» Exercise goal
Copy each line where the word "till" occurs.

» Working data
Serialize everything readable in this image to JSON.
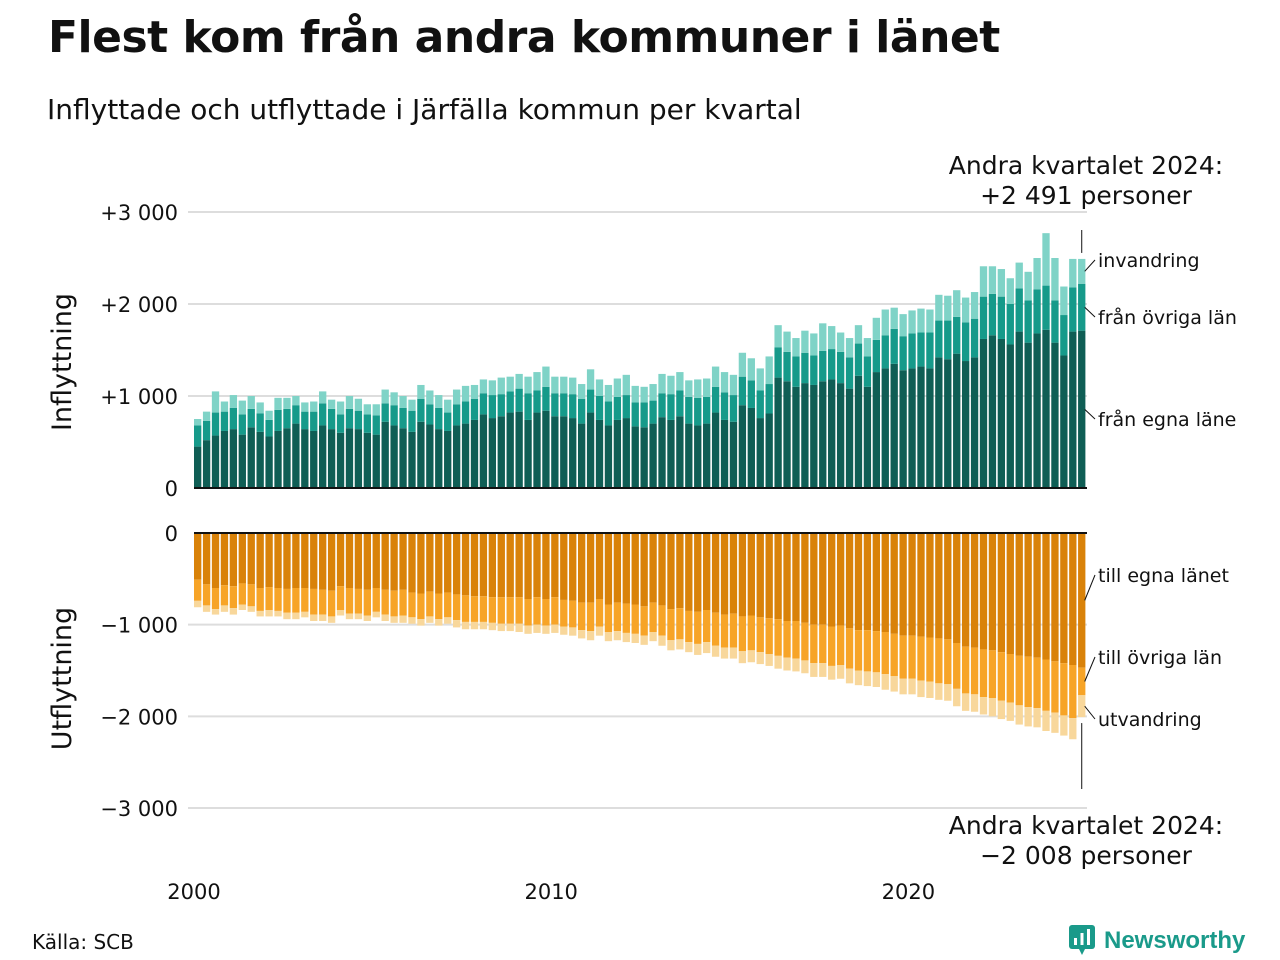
{
  "title": "Flest kom från andra kommuner i länet",
  "subtitle": "Inflyttade och utflyttade i Järfälla kommun per kvartal",
  "source": "Källa: SCB",
  "brand": "Newsworthy",
  "colors": {
    "in_egna": "#0f5e55",
    "in_ovriga": "#169a8a",
    "in_invandring": "#7fd3c7",
    "out_egna": "#d98209",
    "out_ovriga": "#f7a427",
    "out_utvandring": "#f8d79b",
    "grid": "#dddddd",
    "brand": "#1a9a8a"
  },
  "chart_data": {
    "type": "bar",
    "stacked": true,
    "x_axis": {
      "ticks": [
        "2000",
        "2010",
        "2020"
      ],
      "start": "2000 Q1",
      "end": "2024 Q2"
    },
    "panels": [
      {
        "name": "Inflyttning",
        "ylabel": "Inflyttning",
        "yticks": [
          "+3 000",
          "+2 000",
          "+1 000",
          "0"
        ],
        "ytick_values": [
          3000,
          2000,
          1000,
          0
        ],
        "ylim": [
          0,
          3000
        ],
        "grid": true,
        "series": [
          {
            "name": "från egna länet",
            "label": "från egna läne",
            "color_key": "in_egna"
          },
          {
            "name": "från övriga län",
            "label": "från övriga län",
            "color_key": "in_ovriga"
          },
          {
            "name": "invandring",
            "label": "invandring",
            "color_key": "in_invandring"
          }
        ],
        "annotation": {
          "line1": "Andra kvartalet 2024:",
          "line2": "+2 491 personer"
        }
      },
      {
        "name": "Utflyttning",
        "ylabel": "Utflyttning",
        "yticks": [
          "0",
          "−1 000",
          "−2 000",
          "−3 000"
        ],
        "ytick_values": [
          0,
          -1000,
          -2000,
          -3000
        ],
        "ylim": [
          -3000,
          0
        ],
        "grid": true,
        "series": [
          {
            "name": "till egna länet",
            "label": "till egna länet",
            "color_key": "out_egna"
          },
          {
            "name": "till övriga län",
            "label": "till övriga län",
            "color_key": "out_ovriga"
          },
          {
            "name": "utvandring",
            "label": "utvandring",
            "color_key": "out_utvandring"
          }
        ],
        "annotation": {
          "line1": "Andra kvartalet 2024:",
          "line2": "−2 008 personer"
        }
      }
    ],
    "in_egna": [
      450,
      520,
      570,
      620,
      640,
      580,
      660,
      610,
      560,
      620,
      650,
      700,
      640,
      620,
      680,
      640,
      600,
      650,
      640,
      600,
      580,
      720,
      680,
      650,
      610,
      720,
      690,
      640,
      620,
      680,
      700,
      740,
      800,
      760,
      780,
      820,
      830,
      740,
      820,
      840,
      780,
      780,
      760,
      700,
      820,
      740,
      680,
      740,
      760,
      670,
      660,
      700,
      770,
      740,
      780,
      700,
      680,
      700,
      820,
      740,
      720,
      900,
      870,
      760,
      810,
      1200,
      1160,
      1100,
      1140,
      1120,
      1160,
      1180,
      1140,
      1080,
      1220,
      1100,
      1260,
      1300,
      1350,
      1280,
      1300,
      1320,
      1300,
      1420,
      1400,
      1460,
      1380,
      1420,
      1620,
      1660,
      1620,
      1560,
      1700,
      1580,
      1680,
      1720,
      1580,
      1440,
      1700,
      1710
    ],
    "in_ovriga": [
      230,
      210,
      250,
      210,
      230,
      220,
      200,
      200,
      180,
      230,
      210,
      200,
      190,
      210,
      240,
      220,
      200,
      210,
      200,
      200,
      210,
      200,
      220,
      220,
      230,
      250,
      220,
      230,
      200,
      230,
      240,
      230,
      230,
      250,
      240,
      230,
      250,
      290,
      240,
      260,
      250,
      250,
      260,
      270,
      250,
      260,
      260,
      250,
      250,
      260,
      270,
      250,
      260,
      280,
      280,
      290,
      300,
      290,
      280,
      300,
      290,
      310,
      300,
      300,
      320,
      330,
      320,
      330,
      330,
      320,
      330,
      330,
      340,
      340,
      350,
      330,
      350,
      360,
      380,
      370,
      380,
      370,
      390,
      400,
      420,
      400,
      420,
      420,
      460,
      450,
      460,
      440,
      470,
      460,
      480,
      480,
      460,
      440,
      480,
      510
    ],
    "in_invandring": [
      70,
      100,
      230,
      110,
      140,
      150,
      140,
      120,
      100,
      130,
      120,
      100,
      100,
      110,
      130,
      100,
      140,
      140,
      130,
      110,
      120,
      150,
      140,
      130,
      120,
      150,
      150,
      140,
      140,
      160,
      170,
      150,
      150,
      160,
      180,
      160,
      160,
      180,
      200,
      220,
      180,
      180,
      180,
      160,
      220,
      180,
      180,
      200,
      220,
      180,
      170,
      180,
      210,
      200,
      200,
      180,
      200,
      200,
      220,
      220,
      220,
      260,
      240,
      240,
      300,
      240,
      220,
      200,
      240,
      240,
      300,
      250,
      210,
      210,
      200,
      200,
      240,
      280,
      230,
      240,
      250,
      260,
      250,
      280,
      270,
      290,
      270,
      290,
      330,
      300,
      300,
      280,
      280,
      310,
      340,
      570,
      460,
      310,
      310,
      270
    ],
    "out_egna": [
      510,
      560,
      600,
      570,
      580,
      550,
      560,
      600,
      590,
      600,
      610,
      600,
      600,
      610,
      620,
      630,
      580,
      600,
      610,
      620,
      600,
      620,
      630,
      620,
      650,
      660,
      640,
      660,
      650,
      670,
      680,
      690,
      690,
      700,
      700,
      700,
      700,
      720,
      700,
      720,
      700,
      730,
      740,
      760,
      760,
      720,
      780,
      760,
      770,
      780,
      800,
      760,
      790,
      830,
      820,
      850,
      860,
      840,
      870,
      890,
      880,
      910,
      900,
      920,
      930,
      940,
      960,
      960,
      980,
      1000,
      1000,
      1020,
      1010,
      1040,
      1060,
      1060,
      1070,
      1080,
      1100,
      1120,
      1120,
      1130,
      1140,
      1150,
      1160,
      1200,
      1240,
      1250,
      1270,
      1280,
      1300,
      1320,
      1340,
      1350,
      1360,
      1380,
      1400,
      1420,
      1440,
      1470
    ],
    "out_ovriga": [
      230,
      230,
      230,
      220,
      240,
      230,
      240,
      250,
      250,
      250,
      260,
      270,
      260,
      280,
      270,
      280,
      260,
      280,
      270,
      280,
      260,
      270,
      280,
      280,
      270,
      280,
      270,
      280,
      270,
      280,
      290,
      280,
      280,
      280,
      290,
      290,
      290,
      290,
      300,
      290,
      300,
      290,
      290,
      300,
      310,
      300,
      300,
      310,
      320,
      320,
      320,
      320,
      330,
      340,
      340,
      340,
      350,
      350,
      360,
      360,
      370,
      380,
      380,
      380,
      390,
      400,
      400,
      410,
      410,
      420,
      420,
      430,
      430,
      440,
      440,
      450,
      450,
      460,
      460,
      470,
      470,
      480,
      480,
      490,
      490,
      500,
      510,
      510,
      520,
      520,
      530,
      530,
      540,
      550,
      550,
      560,
      560,
      570,
      580,
      300
    ],
    "out_utvandring": [
      70,
      70,
      60,
      70,
      70,
      60,
      60,
      60,
      70,
      60,
      70,
      70,
      60,
      70,
      70,
      70,
      60,
      60,
      60,
      60,
      60,
      70,
      70,
      80,
      70,
      70,
      70,
      70,
      70,
      80,
      80,
      80,
      80,
      80,
      80,
      80,
      90,
      90,
      90,
      90,
      90,
      90,
      90,
      90,
      100,
      100,
      100,
      100,
      100,
      100,
      100,
      100,
      110,
      110,
      110,
      110,
      120,
      120,
      120,
      120,
      120,
      130,
      130,
      130,
      130,
      140,
      140,
      140,
      140,
      150,
      150,
      150,
      150,
      160,
      160,
      160,
      160,
      170,
      170,
      170,
      170,
      180,
      180,
      180,
      180,
      190,
      190,
      190,
      190,
      200,
      200,
      200,
      210,
      210,
      210,
      220,
      220,
      220,
      230,
      238
    ]
  }
}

» Expected answer
            "name": "till egna länet",
            "label": "till egna länet",
            "name": "till övriga län",
            "label": "till övriga län",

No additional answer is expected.